[The data]

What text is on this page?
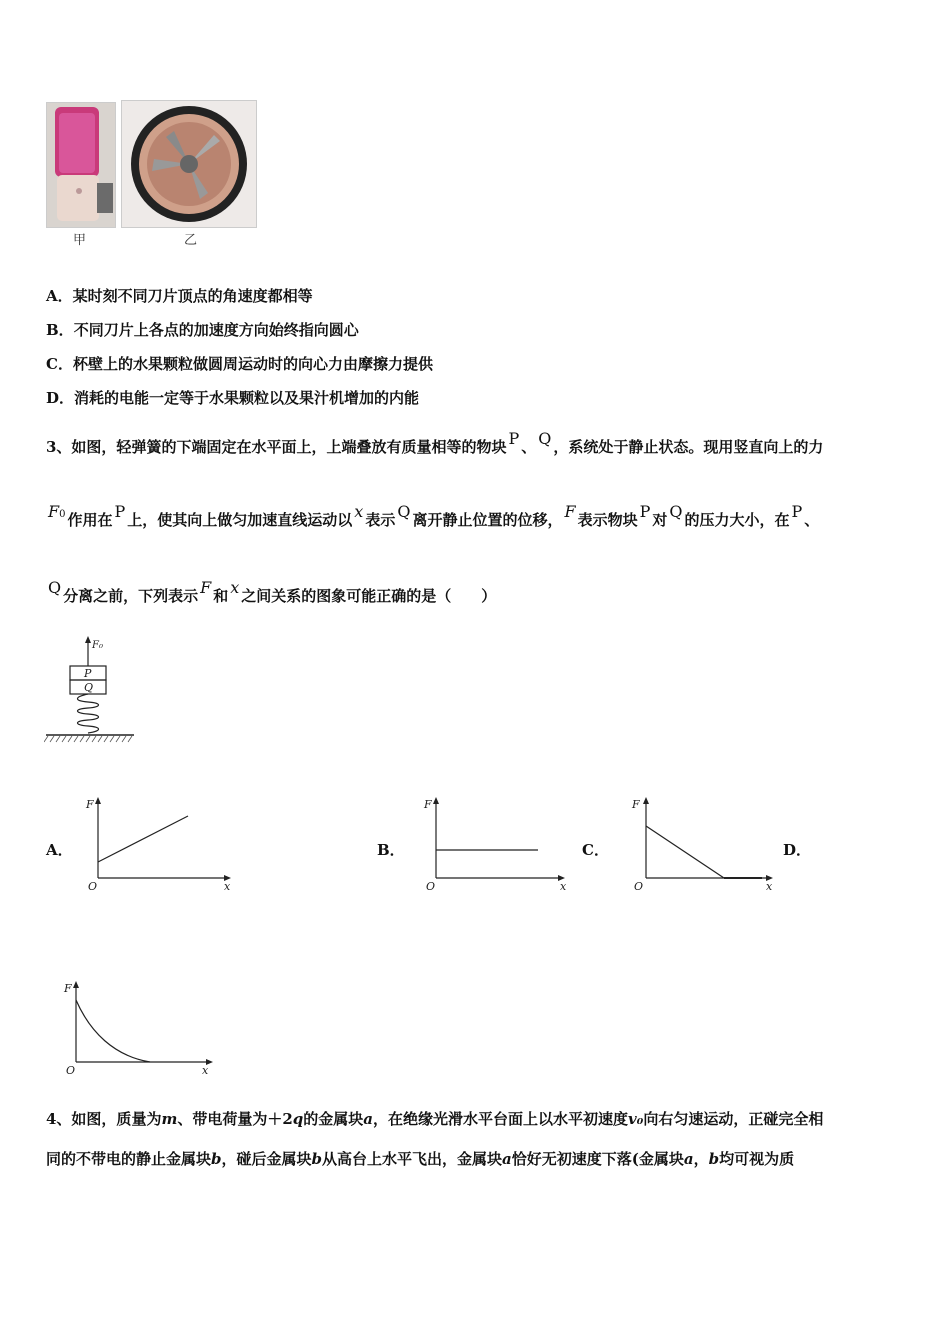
甲	乙
A．某时刻不同刀片顶点的角速度都相等
B．不同刀片上各点的加速度方向始终指向圆心
C．杯壁上的水果颗粒做圆周运动时的向心力由摩擦力提供
D．消耗的电能一定等于水果颗粒以及果汁机增加的内能
3、如图，轻弹簧的下端固定在水平面上，上端叠放有质量相等的物块 P 、 Q ，系统处于静止状态。现用竖直向上的力
F0 作用在 P 上，使其向上做匀加速直线运动以 x 表示 Q 离开静止位置的位移， F 表示物块 P 对 Q 的压力大小，在 P 、
Q 分离之前，下列表示 F 和 x 之间关系的图象可能正确的是（　　）
F₀
P
Q
A．	B．	C．	D．
F
x
O
F
x
O
F
x
O
F
x
O
4、如图，质量为m、带电荷量为＋2q的金属块a，在绝缘光滑水平台面上以水平初速度v₀向右匀速运动，正碰完全相
同的不带电的静止金属块b，碰后金属块b从高台上水平飞出，金属块a恰好无初速度下落(金属块a，b均可视为质
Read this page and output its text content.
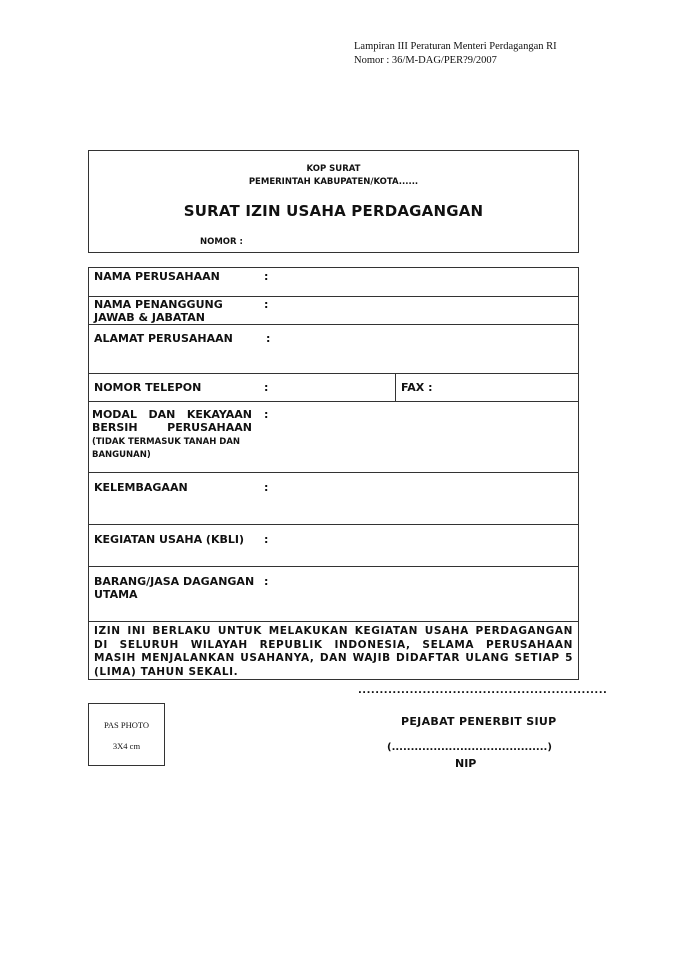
Lampiran III Peraturan Menteri Perdagangan RI
Nomor : 36/M-DAG/PER?9/2007
KOP SURAT
PEMERINTAH KABUPATEN/KOTA......
SURAT IZIN USAHA PERDAGANGAN
NOMOR :
NAMA PERUSAHAAN	:
NAMA PENANGGUNG
JAWAB & JABATAN
:
ALAMAT PERUSAHAAN	:
NOMOR TELEPON	:	FAX :
MODAL DAN KEKAYAAN
BERSIH PERUSAHAAN
(TIDAK TERMASUK TANAH DAN
BANGUNAN)
:
KELEMBAGAAN	:
KEGIATAN USAHA (KBLI) :
BARANG/JASA DAGANGAN
UTAMA
:
IZIN INI BERLAKU UNTUK MELAKUKAN KEGIATAN USAHA PERDAGANGAN DI SELURUH WILAYAH REPUBLIK INDONESIA, SELAMA PERUSAHAAN MASIH MENJALANKAN USAHANYA, DAN WAJIB DIDAFTAR ULANG SETIAP 5 (LIMA) TAHUN SEKALI.
PAS PHOTO
3X4 cm
..........................................................
PEJABAT PENERBIT SIUP
(.........................................)
NIP
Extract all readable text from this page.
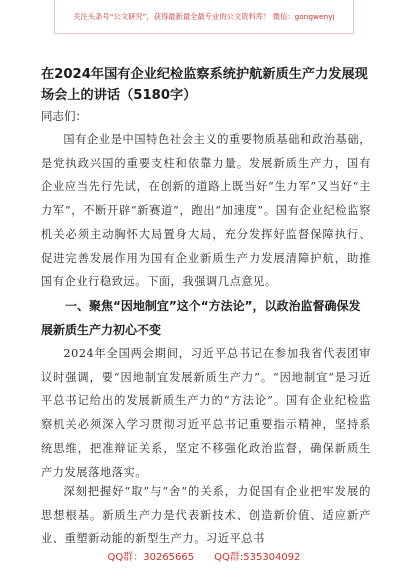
关注头条号“公文研究”，获得最新最全最专业的公文资料库！ 微信：gongwenyj
在2024年国有企业纪检监察系统护航新质生产力发展现场会上的讲话（5180字）
同志们：
国有企业是中国特色社会主义的重要物质基础和政治基础，是党执政兴国的重要支柱和依靠力量。发展新质生产力，国有企业应当先行先试，在创新的道路上既当好“生力军”又当好“主力军”，不断开辟“新赛道”，跑出“加速度”。国有企业纪检监察机关必须主动胸怀大局置身大局，充分发挥好监督保障执行、促进完善发展作用为国有企业新质生产力发展清障护航，助推国有企业行稳致远。下面，我强调几点意见。
一、聚焦“因地制宜”这个“方法论”，以政治监督确保发展新质生产力初心不变
2024年全国两会期间，习近平总书记在参加我省代表团审议时强调，要“因地制宜发展新质生产力”。“因地制宜”是习近平总书记给出的发展新质生产力的“方法论”。国有企业纪检监察机关必须深入学习贯彻习近平总书记重要指示精神，坚持系统思维，把准辩证关系，坚定不移强化政治监督，确保新质生产力发展落地落实。
深刻把握好“取”与“舍”的关系，力促国有企业把牢发展的思想根基。新质生产力是代表新技术、创造新价值、适应新产业、重塑新动能的新型生产力。习近平总书
QQ群：30265665 QQ群:535304092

[Requirements] From the data, pick out every line that includes "因地制宜".

[Solved problem]
一、聚焦“因地制宜”这个“方法论”，以政治监督确保发展新质生产力初心不变
2024年全国两会期间，习近平总书记在参加我省代表团审议时强调，要“因地制宜发展新质生产力”。“因地制宜”是习近平总书记给出的发展新质生产力的“方法论”。国有企业纪检监察机关必须深入学习贯彻习近平总书记重要指示精神，坚持系统思维，把准辩证关系，坚定不移强化政治监督，确保新质生产力发展落地落实。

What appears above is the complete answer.